# WHAT YOU NEED TO DO:
Return all the entries exactly, keeping pictures out.

# STORED ROWS:
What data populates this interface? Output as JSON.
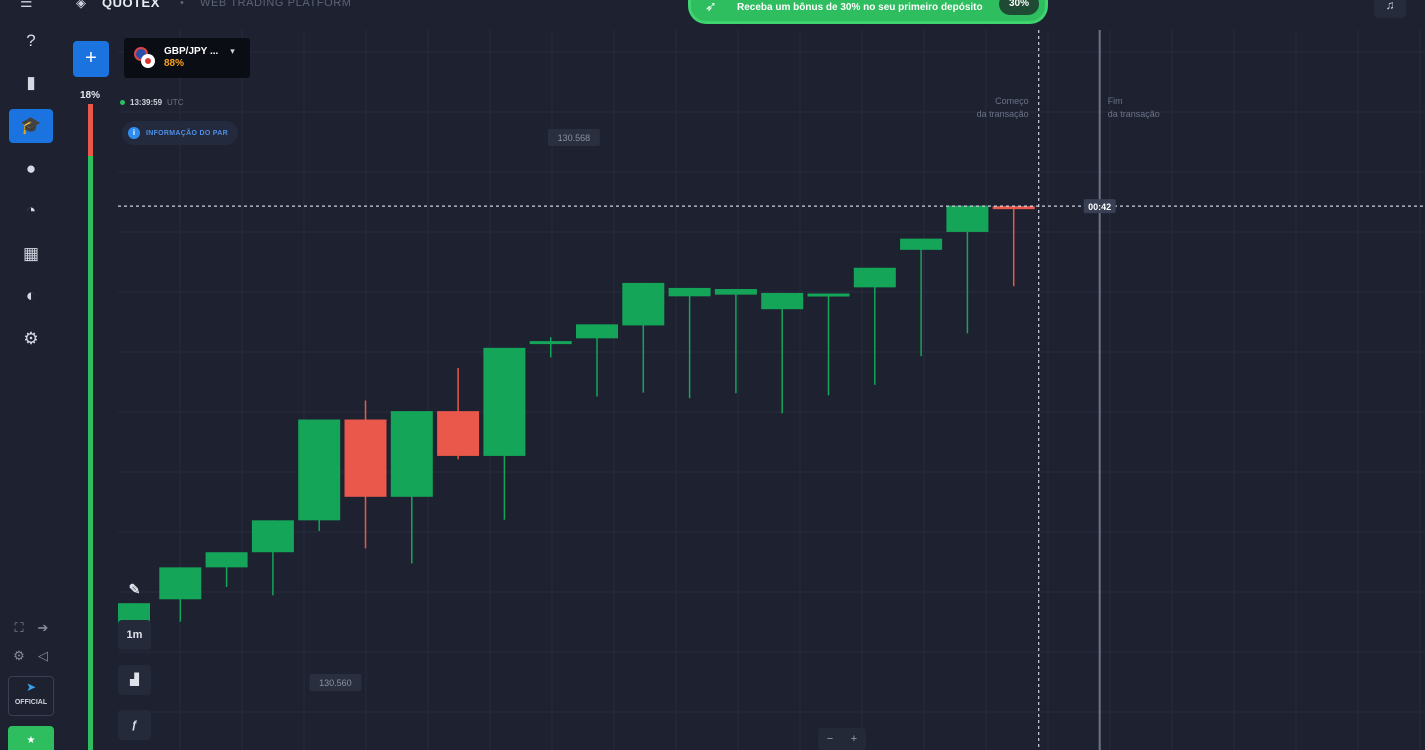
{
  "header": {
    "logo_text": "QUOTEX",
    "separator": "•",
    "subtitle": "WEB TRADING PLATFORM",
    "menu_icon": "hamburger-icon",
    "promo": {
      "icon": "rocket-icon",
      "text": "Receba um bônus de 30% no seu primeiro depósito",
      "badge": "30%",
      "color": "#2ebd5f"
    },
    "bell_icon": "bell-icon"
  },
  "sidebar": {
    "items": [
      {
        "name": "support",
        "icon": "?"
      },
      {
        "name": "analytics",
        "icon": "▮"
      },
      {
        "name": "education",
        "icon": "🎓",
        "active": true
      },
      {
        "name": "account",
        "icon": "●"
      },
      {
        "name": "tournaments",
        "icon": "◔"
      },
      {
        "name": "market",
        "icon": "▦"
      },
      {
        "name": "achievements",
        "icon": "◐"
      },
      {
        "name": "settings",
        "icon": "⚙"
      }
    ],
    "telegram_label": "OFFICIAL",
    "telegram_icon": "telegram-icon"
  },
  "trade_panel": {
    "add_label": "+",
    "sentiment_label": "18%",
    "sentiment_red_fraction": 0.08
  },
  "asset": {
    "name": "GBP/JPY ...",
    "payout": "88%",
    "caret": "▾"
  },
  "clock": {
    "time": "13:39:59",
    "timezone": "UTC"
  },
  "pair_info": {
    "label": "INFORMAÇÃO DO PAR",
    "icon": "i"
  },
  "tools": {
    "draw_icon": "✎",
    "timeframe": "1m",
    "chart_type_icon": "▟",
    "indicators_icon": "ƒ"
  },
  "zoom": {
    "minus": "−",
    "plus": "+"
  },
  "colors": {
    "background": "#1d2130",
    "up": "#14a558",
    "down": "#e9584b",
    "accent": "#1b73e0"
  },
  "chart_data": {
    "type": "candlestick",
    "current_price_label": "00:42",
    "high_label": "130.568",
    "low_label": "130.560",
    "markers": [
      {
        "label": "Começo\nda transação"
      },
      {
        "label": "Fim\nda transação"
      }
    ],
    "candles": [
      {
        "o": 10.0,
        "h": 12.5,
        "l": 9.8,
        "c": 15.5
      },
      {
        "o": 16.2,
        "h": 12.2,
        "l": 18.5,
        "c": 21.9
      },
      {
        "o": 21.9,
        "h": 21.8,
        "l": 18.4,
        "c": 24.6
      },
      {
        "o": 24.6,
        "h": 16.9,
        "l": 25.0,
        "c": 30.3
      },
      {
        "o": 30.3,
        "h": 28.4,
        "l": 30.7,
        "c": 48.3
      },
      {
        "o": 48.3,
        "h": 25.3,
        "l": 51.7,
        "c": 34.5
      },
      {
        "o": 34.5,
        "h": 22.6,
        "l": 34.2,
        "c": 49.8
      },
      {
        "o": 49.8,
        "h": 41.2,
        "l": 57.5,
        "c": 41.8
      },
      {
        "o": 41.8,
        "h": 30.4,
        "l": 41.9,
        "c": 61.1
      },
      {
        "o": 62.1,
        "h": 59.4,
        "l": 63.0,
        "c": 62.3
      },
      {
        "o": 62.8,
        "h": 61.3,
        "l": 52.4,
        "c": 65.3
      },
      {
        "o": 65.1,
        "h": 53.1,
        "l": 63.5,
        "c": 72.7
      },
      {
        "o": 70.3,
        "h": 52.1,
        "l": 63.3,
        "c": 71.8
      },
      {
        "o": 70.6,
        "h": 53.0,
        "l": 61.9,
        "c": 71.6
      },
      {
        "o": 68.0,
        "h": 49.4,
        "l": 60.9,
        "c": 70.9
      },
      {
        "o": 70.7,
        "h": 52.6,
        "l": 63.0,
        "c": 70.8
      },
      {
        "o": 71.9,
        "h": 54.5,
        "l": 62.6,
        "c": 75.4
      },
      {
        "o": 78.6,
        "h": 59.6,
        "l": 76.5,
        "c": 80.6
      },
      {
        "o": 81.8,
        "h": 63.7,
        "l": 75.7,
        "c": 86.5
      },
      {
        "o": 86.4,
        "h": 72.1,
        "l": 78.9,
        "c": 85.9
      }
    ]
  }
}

# ANSWER IN FULL:
What data populates this interface? Output as JSON.
{
  "header": {
    "logo_text": "QUOTEX",
    "separator": "•",
    "subtitle": "WEB TRADING PLATFORM",
    "menu_icon": "hamburger-icon",
    "promo": {
      "icon": "rocket-icon",
      "text": "Receba um bônus de 30% no seu primeiro depósito",
      "badge": "30%",
      "color": "#2ebd5f"
    },
    "bell_icon": "bell-icon"
  },
  "sidebar": {
    "items": [
      {
        "name": "support",
        "icon": "?"
      },
      {
        "name": "analytics",
        "icon": "▮"
      },
      {
        "name": "education",
        "icon": "🎓",
        "active": true
      },
      {
        "name": "account",
        "icon": "●"
      },
      {
        "name": "tournaments",
        "icon": "◔"
      },
      {
        "name": "market",
        "icon": "▦"
      },
      {
        "name": "achievements",
        "icon": "◐"
      },
      {
        "name": "settings",
        "icon": "⚙"
      }
    ],
    "telegram_label": "OFFICIAL",
    "telegram_icon": "telegram-icon"
  },
  "trade_panel": {
    "add_label": "+",
    "sentiment_label": "18%",
    "sentiment_red_fraction": 0.08
  },
  "asset": {
    "name": "GBP/JPY ...",
    "payout": "88%",
    "caret": "▾"
  },
  "clock": {
    "time": "13:39:59",
    "timezone": "UTC"
  },
  "pair_info": {
    "label": "INFORMAÇÃO DO PAR",
    "icon": "i"
  },
  "tools": {
    "draw_icon": "✎",
    "timeframe": "1m",
    "chart_type_icon": "▟",
    "indicators_icon": "ƒ"
  },
  "zoom": {
    "minus": "−",
    "plus": "+"
  },
  "colors": {
    "background": "#1d2130",
    "up": "#14a558",
    "down": "#e9584b",
    "accent": "#1b73e0"
  },
  "chart_data": {
    "type": "candlestick",
    "current_price_label": "00:42",
    "high_label": "130.568",
    "low_label": "130.560",
    "markers": [
      {
        "label": "Começo\nda transação"
      },
      {
        "label": "Fim\nda transação"
      }
    ],
    "candles": [
      {
        "o": 10.0,
        "h": 12.5,
        "l": 9.8,
        "c": 15.5
      },
      {
        "o": 16.2,
        "h": 12.2,
        "l": 18.5,
        "c": 21.9
      },
      {
        "o": 21.9,
        "h": 21.8,
        "l": 18.4,
        "c": 24.6
      },
      {
        "o": 24.6,
        "h": 16.9,
        "l": 25.0,
        "c": 30.3
      },
      {
        "o": 30.3,
        "h": 28.4,
        "l": 30.7,
        "c": 48.3
      },
      {
        "o": 48.3,
        "h": 25.3,
        "l": 51.7,
        "c": 34.5
      },
      {
        "o": 34.5,
        "h": 22.6,
        "l": 34.2,
        "c": 49.8
      },
      {
        "o": 49.8,
        "h": 41.2,
        "l": 57.5,
        "c": 41.8
      },
      {
        "o": 41.8,
        "h": 30.4,
        "l": 41.9,
        "c": 61.1
      },
      {
        "o": 62.1,
        "h": 59.4,
        "l": 63.0,
        "c": 62.3
      },
      {
        "o": 62.8,
        "h": 61.3,
        "l": 52.4,
        "c": 65.3
      },
      {
        "o": 65.1,
        "h": 53.1,
        "l": 63.5,
        "c": 72.7
      },
      {
        "o": 70.3,
        "h": 52.1,
        "l": 63.3,
        "c": 71.8
      },
      {
        "o": 70.6,
        "h": 53.0,
        "l": 61.9,
        "c": 71.6
      },
      {
        "o": 68.0,
        "h": 49.4,
        "l": 60.9,
        "c": 70.9
      },
      {
        "o": 70.7,
        "h": 52.6,
        "l": 63.0,
        "c": 70.8
      },
      {
        "o": 71.9,
        "h": 54.5,
        "l": 62.6,
        "c": 75.4
      },
      {
        "o": 78.6,
        "h": 59.6,
        "l": 76.5,
        "c": 80.6
      },
      {
        "o": 81.8,
        "h": 63.7,
        "l": 75.7,
        "c": 86.5
      },
      {
        "o": 86.4,
        "h": 72.1,
        "l": 78.9,
        "c": 85.9
      }
    ]
  }
}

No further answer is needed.